*EXERCISE DESCRIPTION:*
Format every line of the listing below as a Markdown table with two columns, Row and Line. Number each line in sequence and omit the blank lines.

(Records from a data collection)
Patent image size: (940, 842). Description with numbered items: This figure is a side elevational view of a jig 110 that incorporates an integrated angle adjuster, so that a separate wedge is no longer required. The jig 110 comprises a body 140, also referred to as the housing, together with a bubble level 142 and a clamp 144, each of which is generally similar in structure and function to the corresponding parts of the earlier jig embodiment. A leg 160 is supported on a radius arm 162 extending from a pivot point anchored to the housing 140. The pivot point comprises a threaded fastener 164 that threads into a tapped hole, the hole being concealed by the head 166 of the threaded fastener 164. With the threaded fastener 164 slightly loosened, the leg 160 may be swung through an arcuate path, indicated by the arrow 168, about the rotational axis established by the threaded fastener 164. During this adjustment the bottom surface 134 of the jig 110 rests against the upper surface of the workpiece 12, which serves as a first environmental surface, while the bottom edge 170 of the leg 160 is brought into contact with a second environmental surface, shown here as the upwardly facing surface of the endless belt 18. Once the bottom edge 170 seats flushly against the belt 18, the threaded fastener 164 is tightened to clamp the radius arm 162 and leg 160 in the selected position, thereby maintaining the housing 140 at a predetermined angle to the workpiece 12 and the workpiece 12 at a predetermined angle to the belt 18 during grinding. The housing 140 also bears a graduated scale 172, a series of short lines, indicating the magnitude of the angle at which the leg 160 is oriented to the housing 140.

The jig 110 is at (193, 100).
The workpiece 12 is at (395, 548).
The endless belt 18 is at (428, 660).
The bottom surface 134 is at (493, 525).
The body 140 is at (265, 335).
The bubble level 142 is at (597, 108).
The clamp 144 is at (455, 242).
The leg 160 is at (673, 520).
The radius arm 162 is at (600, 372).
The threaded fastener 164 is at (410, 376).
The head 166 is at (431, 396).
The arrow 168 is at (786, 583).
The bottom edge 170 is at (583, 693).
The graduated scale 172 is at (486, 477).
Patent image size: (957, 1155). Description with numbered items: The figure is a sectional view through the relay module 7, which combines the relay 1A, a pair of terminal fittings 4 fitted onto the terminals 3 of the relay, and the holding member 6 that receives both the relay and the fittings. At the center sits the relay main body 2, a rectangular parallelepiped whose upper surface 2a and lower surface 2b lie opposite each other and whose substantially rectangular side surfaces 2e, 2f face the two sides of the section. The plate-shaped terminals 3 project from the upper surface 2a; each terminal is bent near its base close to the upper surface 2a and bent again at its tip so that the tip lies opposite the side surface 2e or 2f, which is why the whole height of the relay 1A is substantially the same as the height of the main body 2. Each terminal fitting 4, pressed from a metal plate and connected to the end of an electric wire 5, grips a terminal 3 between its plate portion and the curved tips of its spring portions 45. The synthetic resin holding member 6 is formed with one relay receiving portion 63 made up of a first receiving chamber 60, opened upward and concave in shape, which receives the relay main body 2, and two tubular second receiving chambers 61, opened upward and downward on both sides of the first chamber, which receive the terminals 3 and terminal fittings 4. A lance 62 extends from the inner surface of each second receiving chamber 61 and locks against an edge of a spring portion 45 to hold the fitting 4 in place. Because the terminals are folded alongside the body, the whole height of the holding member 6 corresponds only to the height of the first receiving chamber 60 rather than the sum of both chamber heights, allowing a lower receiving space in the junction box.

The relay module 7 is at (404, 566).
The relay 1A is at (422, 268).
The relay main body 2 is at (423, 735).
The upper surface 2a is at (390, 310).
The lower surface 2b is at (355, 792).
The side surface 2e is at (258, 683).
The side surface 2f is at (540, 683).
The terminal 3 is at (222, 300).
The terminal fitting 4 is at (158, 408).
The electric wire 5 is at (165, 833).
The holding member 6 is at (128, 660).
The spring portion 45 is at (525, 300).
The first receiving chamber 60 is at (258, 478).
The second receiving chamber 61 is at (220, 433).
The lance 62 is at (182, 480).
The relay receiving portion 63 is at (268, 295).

*TASK RESPONSE:*
| Row | Line |
|---|---|
| 1 | Patent image size: (940, 842). Description with numbered items: This figure is a side elevational view of a jig 110 that incorporates an integrated angle adjuster, so that a separate wedge is no longer required. The jig 110 comprises a body 140, also referred to as the housing, together with a bubble level 142 and a clamp 144, each of which is generally similar in structure and function to the corresponding parts of the earlier jig embodiment. A leg 160 is supported on a radius arm 162 extending from a pivot point anchored to the housing 140. The pivot point comprises a threaded fastener 164 that threads into a tapped hole, the hole being concealed by the head 166 of the threaded fastener 164. With the threaded fastener 164 slightly loosened, the leg 160 may be swung through an arcuate path, indicated by the arrow 168, about the rotational axis established by the threaded fastener 164. During this adjustment the bottom surface 134 of the jig 110 rests against the upper surface of the workpiece 12, which serves as a first environmental surface, while the bottom edge 170 of the leg 160 is brought into contact with a second environmental surface, shown here as the upwardly facing surface of the endless belt 18. Once the bottom edge 170 seats flushly against the belt 18, the threaded fastener 164 is tightened to clamp the radius arm 162 and leg 160 in the selected position, thereby maintaining the housing 140 at a predetermined angle to the workpiece 12 and the workpiece 12 at a predetermined angle to the belt 18 during grinding. The housing 140 also bears a graduated scale 172, a series of short lines, indicating the magnitude of the angle at which the leg 160 is oriented to the housing 140. |
| 2 | The jig 110 is at (193, 100). |
| 3 | The workpiece 12 is at (395, 548). |
| 4 | The endless belt 18 is at (428, 660). |
| 5 | The bottom surface 134 is at (493, 525). |
| 6 | The body 140 is at (265, 335). |
| 7 | The bubble level 142 is at (597, 108). |
| 8 | The clamp 144 is at (455, 242). |
| 9 | The leg 160 is at (673, 520). |
| 10 | The radius arm 162 is at (600, 372). |
| 11 | The threaded fastener 164 is at (410, 376). |
| 12 | The head 166 is at (431, 396). |
| 13 | The arrow 168 is at (786, 583). |
| 14 | The bottom edge 170 is at (583, 693). |
| 15 | The graduated scale 172 is at (486, 477). |
| 16 | Patent image size: (957, 1155). Description with numbered items: The figure is a sectional view through the relay module 7, which combines the relay 1A, a pair of terminal fittings 4 fitted onto the terminals 3 of the relay, and the holding member 6 that receives both the relay and the fittings. At the center sits the relay main body 2, a rectangular parallelepiped whose upper surface 2a and lower surface 2b lie opposite each other and whose substantially rectangular side surfaces 2e, 2f face the two sides of the section. The plate-shaped terminals 3 project from the upper surface 2a; each terminal is bent near its base close to the upper surface 2a and bent again at its tip so that the tip lies opposite the side surface 2e or 2f, which is why the whole height of the relay 1A is substantially the same as the height of the main body 2. Each terminal fitting 4, pressed from a metal plate and connected to the end of an electric wire 5, grips a terminal 3 between its plate portion and the curved tips of its spring portions 45. The synthetic resin holding member 6 is formed with one relay receiving portion 63 made up of a first receiving chamber 60, opened upward and concave in shape, which receives the relay main body 2, and two tubular second receiving chambers 61, opened upward and downward on both sides of the first chamber, which receive the terminals 3 and terminal fittings 4. A lance 62 extends from the inner surface of each second receiving chamber 61 and locks against an edge of a spring portion 45 to hold the fitting 4 in place. Because the terminals are folded alongside the body, the whole height of the holding member 6 corresponds only to the height of the first receiving chamber 60 rather than the sum of both chamber heights, allowing a lower receiving space in the junction box. |
| 17 | The relay module 7 is at (404, 566). |
| 18 | The relay 1A is at (422, 268). |
| 19 | The relay main body 2 is at (423, 735). |
| 20 | The upper surface 2a is at (390, 310). |
| 21 | The lower surface 2b is at (355, 792). |
| 22 | The side surface 2e is at (258, 683). |
| 23 | The side surface 2f is at (540, 683). |
| 24 | The terminal 3 is at (222, 300). |
| 25 | The terminal fitting 4 is at (158, 408). |
| 26 | The electric wire 5 is at (165, 833). |
| 27 | The holding member 6 is at (128, 660). |
| 28 | The spring portion 45 is at (525, 300). |
| 29 | The first receiving chamber 60 is at (258, 478). |
| 30 | The second receiving chamber 61 is at (220, 433). |
| 31 | The lance 62 is at (182, 480). |
| 32 | The relay receiving portion 63 is at (268, 295). |